__Zu erledigen__: Kannst du aus dem Lesetext über Nachtflüge am Hamburger Flughafen den Abschnitt wortgetreu abschreiben, der bei den Worten „Forderte Bundesverkehrsministerium Nachtflüge?“ beginnt und nach „Einzelfall-Anträgen für Ausnahmen.“ aufhört?

____ Lesetext

Hamburg. Lärmschutzinitiative erinnert an das „Chaos“ während Europa-League-Finale 2010. Wie Bundesverkehrsministerium und Wirtschaftsbehörde reagieren.
Die frühen Nachtstunden des 13. Mai 2010 sind vielen Anwohnern des Flughafens Hamburg wohl nachhaltig im Bewusstsein geblieben. Am Vorabend hatte sich im Volksparkstadion Atlético Madrid mit 2:1 nach Verlängerung im Finale gegen den FC Fulham zum Gewinner der Europa League gekürt.
Normalerweise soll spätestens ab 0 bis 6 Uhr am Helmut-Schmidt-Flughafen Ruhe herrschen. Ab 1.30 Uhr hob in Fuhlsbüttel aber die erste Maschine ab, um die Fans wieder nach Hause zu fliegen. Bis zum Morgen folgten 74 weitere Flieger.
Flughafen Hamburg: Wird es Nachtflüge während der Fußball-EM 2024 geben?
„Das Chaos um das Europa-League-Finale 2010 ist uns noch gut in Erinnerung. Das darf es nie wieder geben!“, sagte Martin Mosel, der Vorsitzende des BIG Dachverbands der Bürgerinitiativen und Vereine für Fluglärm-, Klima- und Umweltschutz (BIG Fluglärm).
Der aktuelle Anlass zur Sorge: Vom 14. Juni bis zum 14. Juli wird Deutschland die Fußballeuropameisterschaft 2024 ausrichten. Und die Nachrichtenagentur AFP berichtete Mitte Januar, dass das Bundesverkehrsministerium die „Nachtflugverbote an Flughäfen in der Nähe der Stadien aussetzen“ wolle.
Forderte Bundesverkehrsministerium Nachtflüge? Ein Sprecher dementiert
Auf Anfrage unserer Redaktion dementierte das Bundesverkehrsministerium jedoch dieses Ansinnen. „Das Mobilitätskonzept des Bundes für die Uefa Euro 2024 sieht keine Aufhebung von Nachtflugverboten an deutschen Flughäfen vor, entsprechende Medienberichte treffen nicht zu“, sagte ein Sprecher.
Zudem gebe es in dieser Frage weder eine Zuständigkeit des Verkehrsministeriums noch des Bundes. Der Sprecher verwies darauf, dass die Luftfahrtbehörden der Bundesländer für die Betriebszeiten der Flughäfen zuständig seien. Das gelte auch bei Einzelfall-Anträgen für Ausnahmen.
In Hamburg finden fünf Spiele der Europameisterschaft 2024 statt
Für die Luftaufsicht zuständig in Hamburg ist die Wirtschaftsbehörde – und die antwortet auf Fragen zu dem Thema etwas ausweichend. Hauptverkehrsmittel für die Durchführung der Mobilität innerhalb Deutschlands während des Turniers sei die Bahn, hieß es. Die Vorrunden seien so geplant, dass es möglichst kurze Wege zwischen den Austragungsstätten gebe.

________
____ Vorgegebenes Material

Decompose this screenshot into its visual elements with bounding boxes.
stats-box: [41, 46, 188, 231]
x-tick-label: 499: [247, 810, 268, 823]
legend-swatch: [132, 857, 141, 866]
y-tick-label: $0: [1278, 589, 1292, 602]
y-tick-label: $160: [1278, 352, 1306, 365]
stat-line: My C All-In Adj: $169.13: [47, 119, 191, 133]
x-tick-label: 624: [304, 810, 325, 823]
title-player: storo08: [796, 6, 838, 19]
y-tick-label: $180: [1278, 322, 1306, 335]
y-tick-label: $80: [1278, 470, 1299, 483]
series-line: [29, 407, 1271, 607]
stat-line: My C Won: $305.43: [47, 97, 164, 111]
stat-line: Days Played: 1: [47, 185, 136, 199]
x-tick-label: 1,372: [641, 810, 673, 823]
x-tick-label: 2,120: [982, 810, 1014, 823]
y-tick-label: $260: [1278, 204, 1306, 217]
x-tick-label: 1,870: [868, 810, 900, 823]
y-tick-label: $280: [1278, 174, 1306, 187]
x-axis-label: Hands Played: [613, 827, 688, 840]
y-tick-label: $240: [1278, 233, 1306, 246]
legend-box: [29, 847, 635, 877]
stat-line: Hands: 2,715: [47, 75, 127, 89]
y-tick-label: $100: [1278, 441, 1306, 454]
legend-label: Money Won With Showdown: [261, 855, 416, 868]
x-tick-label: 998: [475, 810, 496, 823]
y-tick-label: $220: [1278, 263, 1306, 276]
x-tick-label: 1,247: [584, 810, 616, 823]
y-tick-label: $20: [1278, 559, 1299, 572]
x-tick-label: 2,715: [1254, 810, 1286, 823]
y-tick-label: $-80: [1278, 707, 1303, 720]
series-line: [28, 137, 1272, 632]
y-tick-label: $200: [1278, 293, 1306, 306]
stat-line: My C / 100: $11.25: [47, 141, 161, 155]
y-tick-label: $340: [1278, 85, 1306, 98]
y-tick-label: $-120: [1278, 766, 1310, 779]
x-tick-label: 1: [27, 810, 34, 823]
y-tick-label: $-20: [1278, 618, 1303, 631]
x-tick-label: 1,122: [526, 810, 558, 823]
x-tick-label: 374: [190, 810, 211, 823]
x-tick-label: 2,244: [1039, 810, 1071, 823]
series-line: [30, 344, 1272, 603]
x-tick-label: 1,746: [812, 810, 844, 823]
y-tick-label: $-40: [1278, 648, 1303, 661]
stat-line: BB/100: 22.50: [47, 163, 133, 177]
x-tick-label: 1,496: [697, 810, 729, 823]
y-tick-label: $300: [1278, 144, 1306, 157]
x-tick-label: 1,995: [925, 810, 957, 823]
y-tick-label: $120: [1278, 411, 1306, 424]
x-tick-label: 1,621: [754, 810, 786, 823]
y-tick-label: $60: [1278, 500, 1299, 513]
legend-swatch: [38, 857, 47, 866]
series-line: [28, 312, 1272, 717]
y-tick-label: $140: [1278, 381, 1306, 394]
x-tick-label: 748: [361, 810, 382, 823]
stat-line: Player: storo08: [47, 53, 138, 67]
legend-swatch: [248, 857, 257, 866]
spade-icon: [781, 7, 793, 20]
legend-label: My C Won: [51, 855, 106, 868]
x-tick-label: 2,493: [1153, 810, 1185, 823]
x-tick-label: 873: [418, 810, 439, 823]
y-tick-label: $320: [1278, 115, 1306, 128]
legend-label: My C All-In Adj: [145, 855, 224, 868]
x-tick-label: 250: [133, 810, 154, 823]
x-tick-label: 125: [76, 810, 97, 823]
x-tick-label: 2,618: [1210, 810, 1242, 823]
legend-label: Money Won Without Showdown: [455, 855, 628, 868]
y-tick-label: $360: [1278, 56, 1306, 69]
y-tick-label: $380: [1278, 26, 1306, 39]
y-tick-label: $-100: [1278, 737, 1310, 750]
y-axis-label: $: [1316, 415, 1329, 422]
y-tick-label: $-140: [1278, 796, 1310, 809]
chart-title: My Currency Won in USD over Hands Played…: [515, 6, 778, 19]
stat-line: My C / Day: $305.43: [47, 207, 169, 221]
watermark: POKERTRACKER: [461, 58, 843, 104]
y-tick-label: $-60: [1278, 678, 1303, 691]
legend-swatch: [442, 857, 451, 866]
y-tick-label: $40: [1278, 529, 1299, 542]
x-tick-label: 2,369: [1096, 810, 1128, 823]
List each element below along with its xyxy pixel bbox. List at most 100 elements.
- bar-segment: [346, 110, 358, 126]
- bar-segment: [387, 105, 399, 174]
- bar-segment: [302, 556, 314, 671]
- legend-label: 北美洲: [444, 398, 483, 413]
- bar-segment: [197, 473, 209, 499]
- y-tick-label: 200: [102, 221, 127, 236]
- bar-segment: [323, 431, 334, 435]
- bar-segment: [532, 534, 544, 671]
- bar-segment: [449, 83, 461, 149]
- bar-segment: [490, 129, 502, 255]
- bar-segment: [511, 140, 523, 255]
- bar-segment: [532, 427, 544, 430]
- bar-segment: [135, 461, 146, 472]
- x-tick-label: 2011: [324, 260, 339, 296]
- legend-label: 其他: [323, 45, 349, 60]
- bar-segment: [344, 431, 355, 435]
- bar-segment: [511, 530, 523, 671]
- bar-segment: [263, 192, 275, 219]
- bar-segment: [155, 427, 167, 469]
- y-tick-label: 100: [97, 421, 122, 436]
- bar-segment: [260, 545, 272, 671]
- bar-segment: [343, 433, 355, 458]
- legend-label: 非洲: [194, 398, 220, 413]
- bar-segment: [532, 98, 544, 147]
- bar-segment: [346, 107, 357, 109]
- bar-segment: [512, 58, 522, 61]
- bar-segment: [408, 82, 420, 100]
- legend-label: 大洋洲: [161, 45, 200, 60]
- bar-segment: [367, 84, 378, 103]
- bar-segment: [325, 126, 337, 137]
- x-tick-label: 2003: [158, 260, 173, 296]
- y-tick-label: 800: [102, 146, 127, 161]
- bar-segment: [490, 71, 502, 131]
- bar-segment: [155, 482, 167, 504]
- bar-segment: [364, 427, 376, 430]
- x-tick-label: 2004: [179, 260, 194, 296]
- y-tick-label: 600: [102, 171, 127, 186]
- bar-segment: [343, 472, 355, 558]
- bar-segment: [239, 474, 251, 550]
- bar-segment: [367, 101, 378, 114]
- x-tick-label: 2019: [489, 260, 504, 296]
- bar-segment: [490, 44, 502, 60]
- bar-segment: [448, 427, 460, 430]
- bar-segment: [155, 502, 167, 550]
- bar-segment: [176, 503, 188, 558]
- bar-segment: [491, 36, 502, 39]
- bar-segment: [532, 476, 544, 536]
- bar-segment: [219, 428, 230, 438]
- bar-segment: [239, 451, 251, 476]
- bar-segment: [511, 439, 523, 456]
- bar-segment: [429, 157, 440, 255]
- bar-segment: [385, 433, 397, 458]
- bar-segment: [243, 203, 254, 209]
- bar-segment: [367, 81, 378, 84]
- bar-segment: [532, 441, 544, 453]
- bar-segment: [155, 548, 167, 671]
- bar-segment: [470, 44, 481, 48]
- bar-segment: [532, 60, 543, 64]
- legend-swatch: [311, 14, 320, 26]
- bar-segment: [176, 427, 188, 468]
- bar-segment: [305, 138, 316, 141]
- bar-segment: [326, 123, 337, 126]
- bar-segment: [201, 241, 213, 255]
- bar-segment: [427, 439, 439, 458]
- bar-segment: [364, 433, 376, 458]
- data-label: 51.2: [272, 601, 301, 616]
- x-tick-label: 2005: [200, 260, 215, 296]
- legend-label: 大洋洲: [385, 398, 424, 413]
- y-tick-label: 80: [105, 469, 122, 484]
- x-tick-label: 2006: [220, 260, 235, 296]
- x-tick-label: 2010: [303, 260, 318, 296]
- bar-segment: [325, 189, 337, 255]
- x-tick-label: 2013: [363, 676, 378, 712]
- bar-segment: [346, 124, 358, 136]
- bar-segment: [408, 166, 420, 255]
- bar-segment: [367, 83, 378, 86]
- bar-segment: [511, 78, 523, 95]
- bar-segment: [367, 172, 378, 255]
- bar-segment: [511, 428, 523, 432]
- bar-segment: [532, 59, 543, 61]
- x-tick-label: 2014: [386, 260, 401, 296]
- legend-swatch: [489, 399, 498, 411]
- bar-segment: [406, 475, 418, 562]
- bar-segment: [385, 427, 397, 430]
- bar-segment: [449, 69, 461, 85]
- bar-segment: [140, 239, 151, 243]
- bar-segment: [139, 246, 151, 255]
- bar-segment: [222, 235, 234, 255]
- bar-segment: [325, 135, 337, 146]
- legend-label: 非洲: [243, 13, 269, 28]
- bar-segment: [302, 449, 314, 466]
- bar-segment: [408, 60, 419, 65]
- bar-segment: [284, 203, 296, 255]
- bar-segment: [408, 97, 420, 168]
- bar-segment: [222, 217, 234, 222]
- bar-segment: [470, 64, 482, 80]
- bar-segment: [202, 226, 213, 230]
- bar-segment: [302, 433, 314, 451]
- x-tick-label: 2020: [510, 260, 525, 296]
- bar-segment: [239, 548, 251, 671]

________

__Lösung__:
Forderte Bundesverkehrsministerium Nachtflüge? Ein Sprecher dementiert
Auf Anfrage unserer Redaktion dementierte das Bundesverkehrsministerium jedoch dieses Ansinnen. „Das Mobilitätskonzept des Bundes für die Uefa Euro 2024 sieht keine Aufhebung von Nachtflugverboten an deutschen Flughäfen vor, entsprechende Medienberichte treffen nicht zu“, sagte ein Sprecher.
Zudem gebe es in dieser Frage weder eine Zuständigkeit des Verkehrsministeriums noch des Bundes. Der Sprecher verwies darauf, dass die Luftfahrtbehörden der Bundesländer für die Betriebszeiten der Flughäfen zuständig seien. Das gelte auch bei Einzelfall-Anträgen für Ausnahmen.